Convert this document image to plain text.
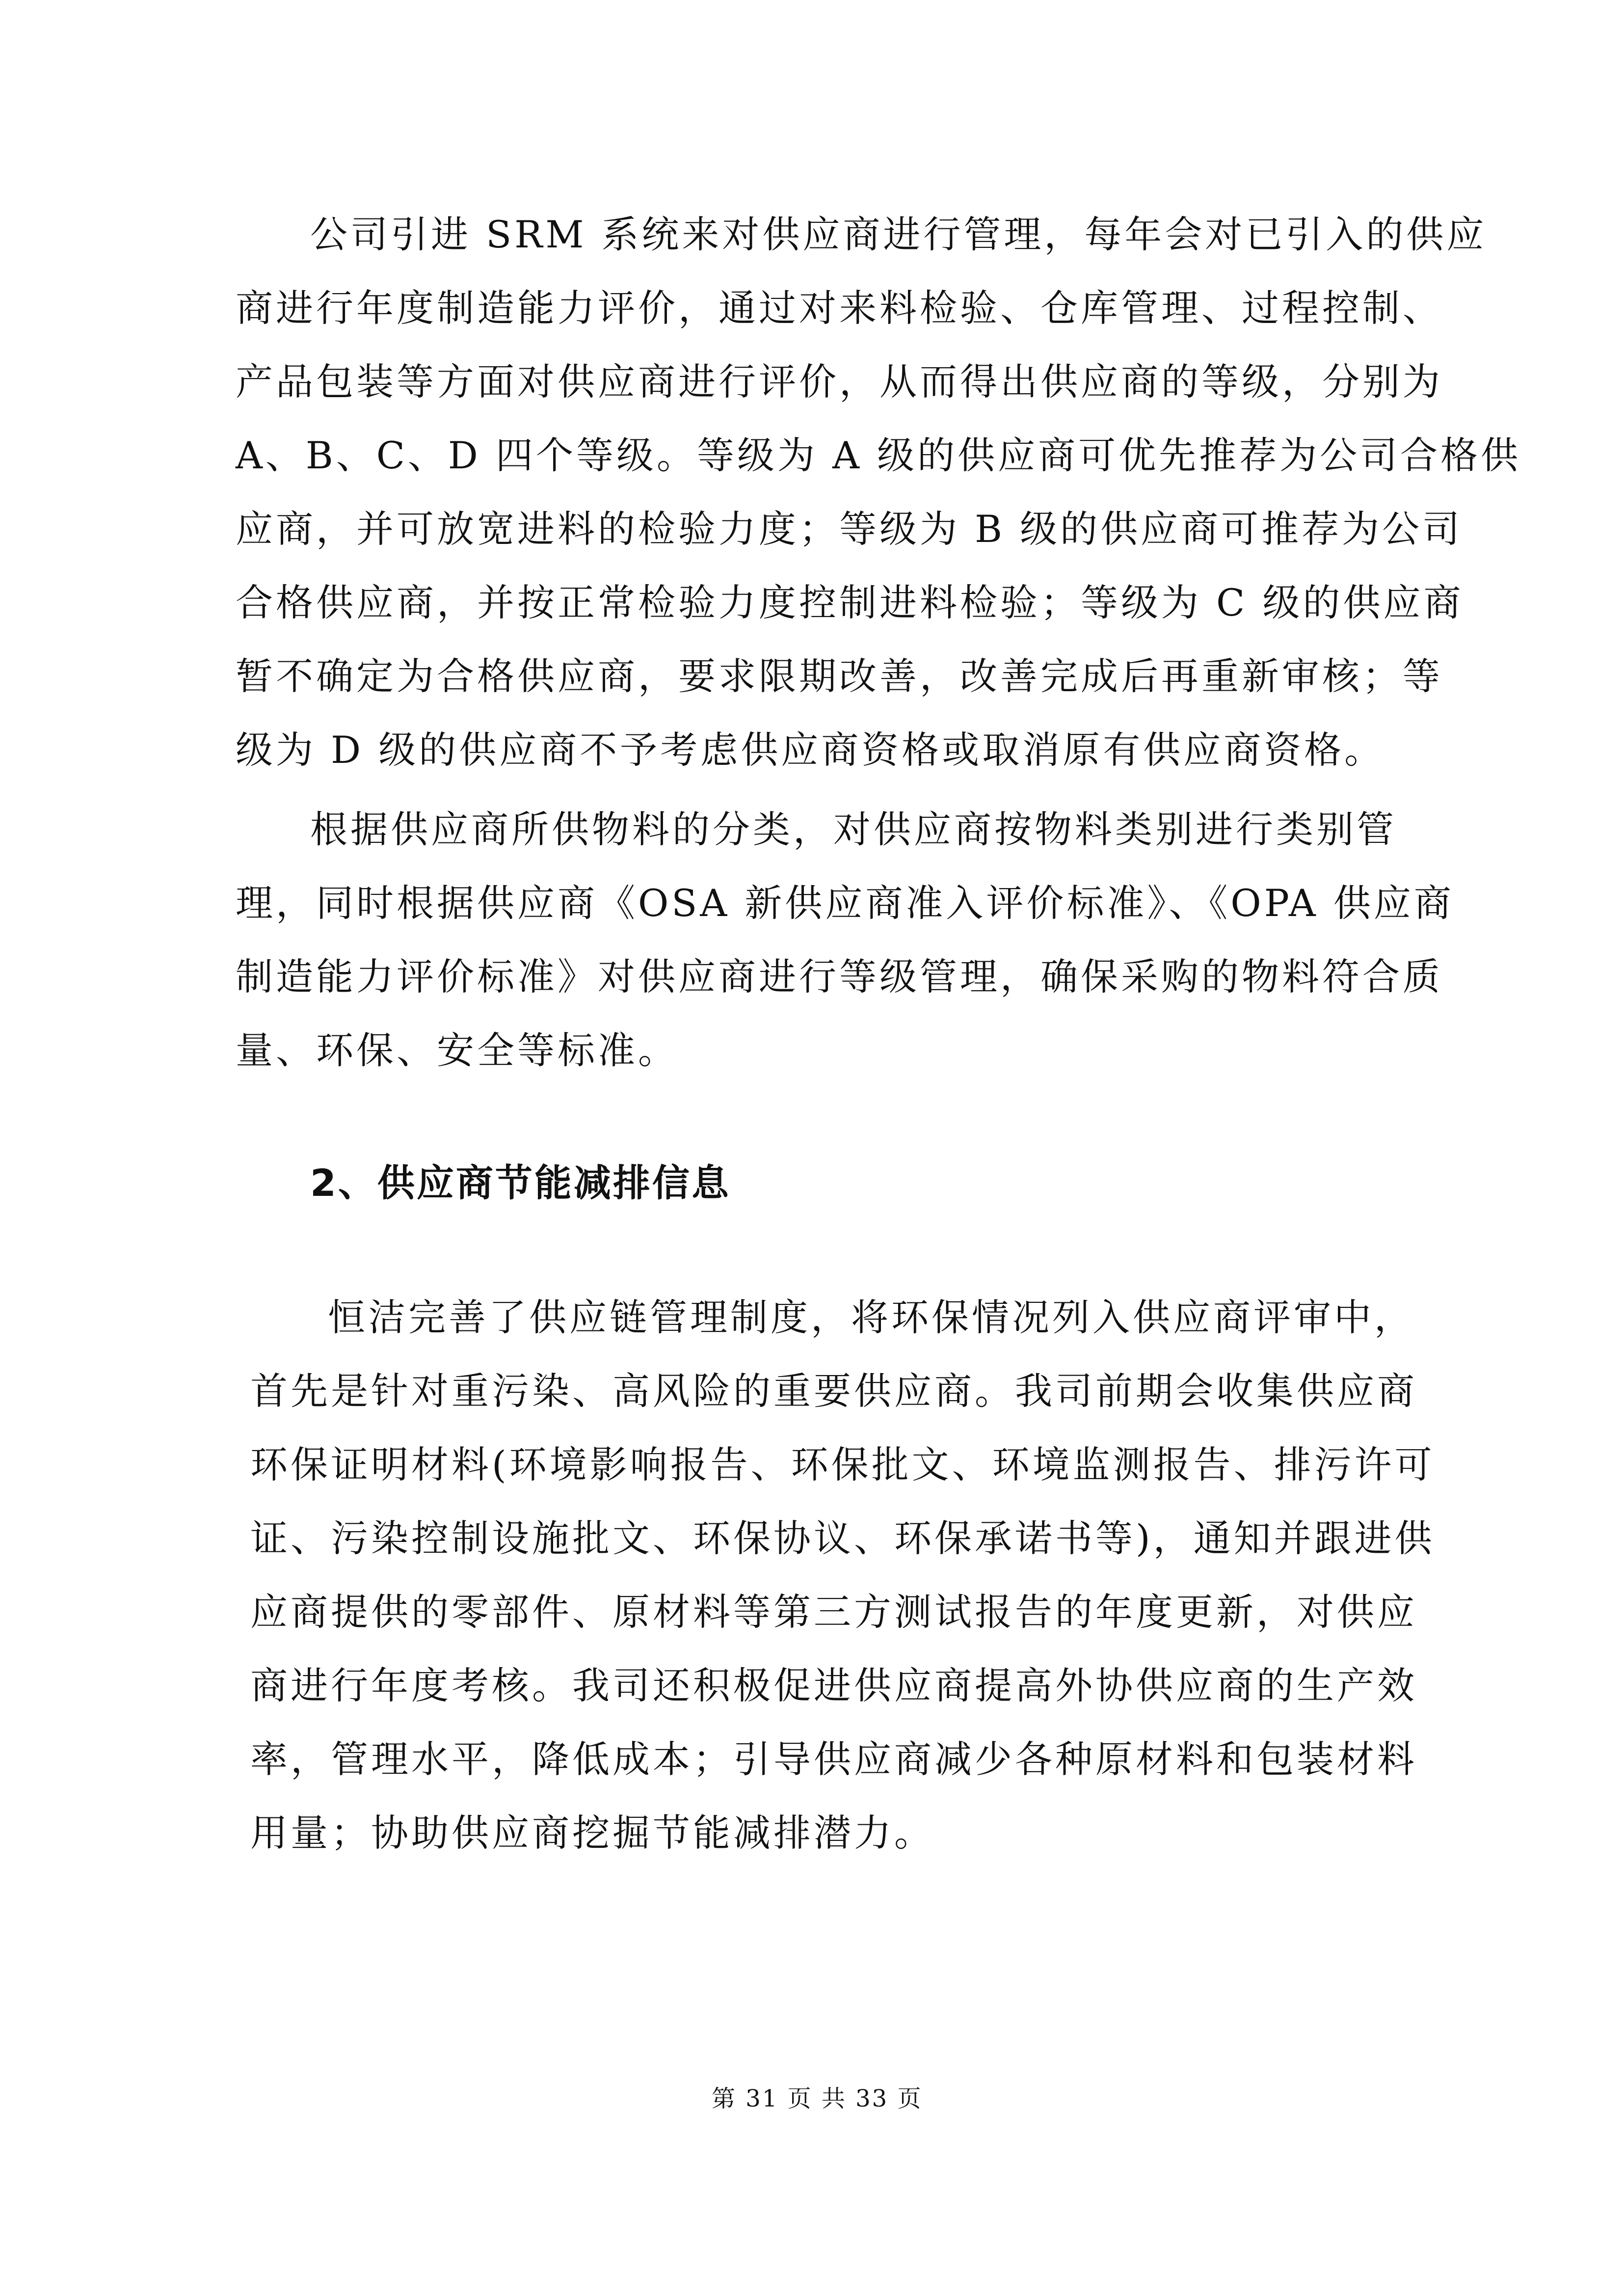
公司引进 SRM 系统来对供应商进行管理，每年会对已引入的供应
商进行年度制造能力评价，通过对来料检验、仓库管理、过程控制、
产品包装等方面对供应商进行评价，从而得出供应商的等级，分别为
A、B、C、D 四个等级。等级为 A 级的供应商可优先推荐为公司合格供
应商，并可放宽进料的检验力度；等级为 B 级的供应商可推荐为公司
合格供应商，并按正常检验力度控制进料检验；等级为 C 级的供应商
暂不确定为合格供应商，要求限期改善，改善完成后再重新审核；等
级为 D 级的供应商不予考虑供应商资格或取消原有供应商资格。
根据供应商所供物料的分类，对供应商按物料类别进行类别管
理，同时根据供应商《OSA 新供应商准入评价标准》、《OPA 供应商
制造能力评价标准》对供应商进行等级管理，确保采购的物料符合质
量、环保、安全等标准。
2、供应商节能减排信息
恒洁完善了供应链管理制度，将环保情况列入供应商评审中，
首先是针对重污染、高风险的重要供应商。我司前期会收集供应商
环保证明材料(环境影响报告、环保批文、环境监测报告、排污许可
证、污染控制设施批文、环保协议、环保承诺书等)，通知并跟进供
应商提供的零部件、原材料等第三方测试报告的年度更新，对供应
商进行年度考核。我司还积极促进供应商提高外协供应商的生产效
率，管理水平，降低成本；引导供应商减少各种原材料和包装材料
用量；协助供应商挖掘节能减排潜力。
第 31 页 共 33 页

* * *

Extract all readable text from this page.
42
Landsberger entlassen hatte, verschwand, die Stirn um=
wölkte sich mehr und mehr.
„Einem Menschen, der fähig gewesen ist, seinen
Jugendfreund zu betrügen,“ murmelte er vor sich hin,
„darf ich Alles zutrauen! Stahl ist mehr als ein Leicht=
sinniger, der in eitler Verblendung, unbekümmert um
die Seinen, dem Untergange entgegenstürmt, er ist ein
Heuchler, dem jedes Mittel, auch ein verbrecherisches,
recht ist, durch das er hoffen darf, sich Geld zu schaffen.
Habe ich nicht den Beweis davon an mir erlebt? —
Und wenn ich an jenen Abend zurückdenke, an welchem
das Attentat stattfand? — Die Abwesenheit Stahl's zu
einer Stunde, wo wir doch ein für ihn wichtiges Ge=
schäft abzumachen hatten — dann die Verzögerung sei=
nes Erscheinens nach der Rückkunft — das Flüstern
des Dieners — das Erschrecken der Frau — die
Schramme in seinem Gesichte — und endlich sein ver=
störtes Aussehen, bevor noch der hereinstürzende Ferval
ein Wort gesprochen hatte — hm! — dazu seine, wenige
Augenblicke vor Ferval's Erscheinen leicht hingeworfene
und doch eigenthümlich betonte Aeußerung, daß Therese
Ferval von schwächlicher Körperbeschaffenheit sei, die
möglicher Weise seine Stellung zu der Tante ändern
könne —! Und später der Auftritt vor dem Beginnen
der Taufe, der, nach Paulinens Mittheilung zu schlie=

==

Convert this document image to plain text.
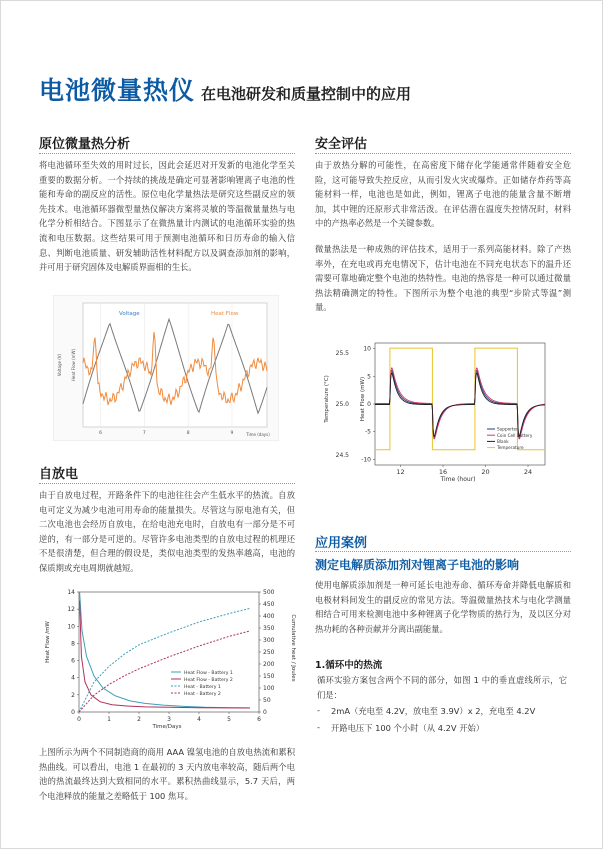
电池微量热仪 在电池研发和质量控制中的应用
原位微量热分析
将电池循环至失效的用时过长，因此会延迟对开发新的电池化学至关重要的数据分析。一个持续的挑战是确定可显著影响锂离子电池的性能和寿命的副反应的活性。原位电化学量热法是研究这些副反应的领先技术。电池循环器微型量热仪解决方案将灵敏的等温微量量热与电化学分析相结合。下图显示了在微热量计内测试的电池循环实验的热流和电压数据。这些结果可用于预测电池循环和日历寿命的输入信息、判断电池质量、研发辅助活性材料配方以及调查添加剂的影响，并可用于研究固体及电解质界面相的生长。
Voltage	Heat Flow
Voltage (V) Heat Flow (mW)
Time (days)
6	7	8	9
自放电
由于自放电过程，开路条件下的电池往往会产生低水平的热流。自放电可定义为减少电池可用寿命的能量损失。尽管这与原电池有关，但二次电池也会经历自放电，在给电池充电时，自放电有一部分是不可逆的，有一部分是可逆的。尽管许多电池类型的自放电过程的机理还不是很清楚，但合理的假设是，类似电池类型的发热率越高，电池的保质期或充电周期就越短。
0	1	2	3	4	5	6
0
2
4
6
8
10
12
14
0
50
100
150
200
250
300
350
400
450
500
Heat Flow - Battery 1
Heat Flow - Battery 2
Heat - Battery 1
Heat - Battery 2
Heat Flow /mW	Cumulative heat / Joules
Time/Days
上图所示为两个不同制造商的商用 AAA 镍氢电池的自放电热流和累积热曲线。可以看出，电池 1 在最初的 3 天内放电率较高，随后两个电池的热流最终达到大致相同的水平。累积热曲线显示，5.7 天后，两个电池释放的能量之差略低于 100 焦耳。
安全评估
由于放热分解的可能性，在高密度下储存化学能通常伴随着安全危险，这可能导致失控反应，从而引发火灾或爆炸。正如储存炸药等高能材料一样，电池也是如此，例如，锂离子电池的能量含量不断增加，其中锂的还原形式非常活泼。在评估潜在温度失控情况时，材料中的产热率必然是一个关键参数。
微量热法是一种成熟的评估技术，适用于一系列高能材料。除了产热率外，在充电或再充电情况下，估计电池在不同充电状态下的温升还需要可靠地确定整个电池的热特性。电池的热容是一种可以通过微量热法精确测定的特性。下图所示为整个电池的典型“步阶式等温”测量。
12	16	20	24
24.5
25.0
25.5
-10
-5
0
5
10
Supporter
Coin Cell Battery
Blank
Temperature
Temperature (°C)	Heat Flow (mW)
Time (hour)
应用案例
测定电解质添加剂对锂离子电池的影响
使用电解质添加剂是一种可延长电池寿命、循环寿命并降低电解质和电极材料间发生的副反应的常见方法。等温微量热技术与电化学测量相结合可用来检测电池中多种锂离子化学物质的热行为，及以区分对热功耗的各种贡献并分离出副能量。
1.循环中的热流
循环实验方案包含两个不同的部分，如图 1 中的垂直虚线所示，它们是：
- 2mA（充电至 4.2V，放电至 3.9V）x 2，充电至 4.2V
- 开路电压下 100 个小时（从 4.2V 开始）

Your objective -
Count the lines of these entries that hold the string "mehr", and give only that number.

Task output -
2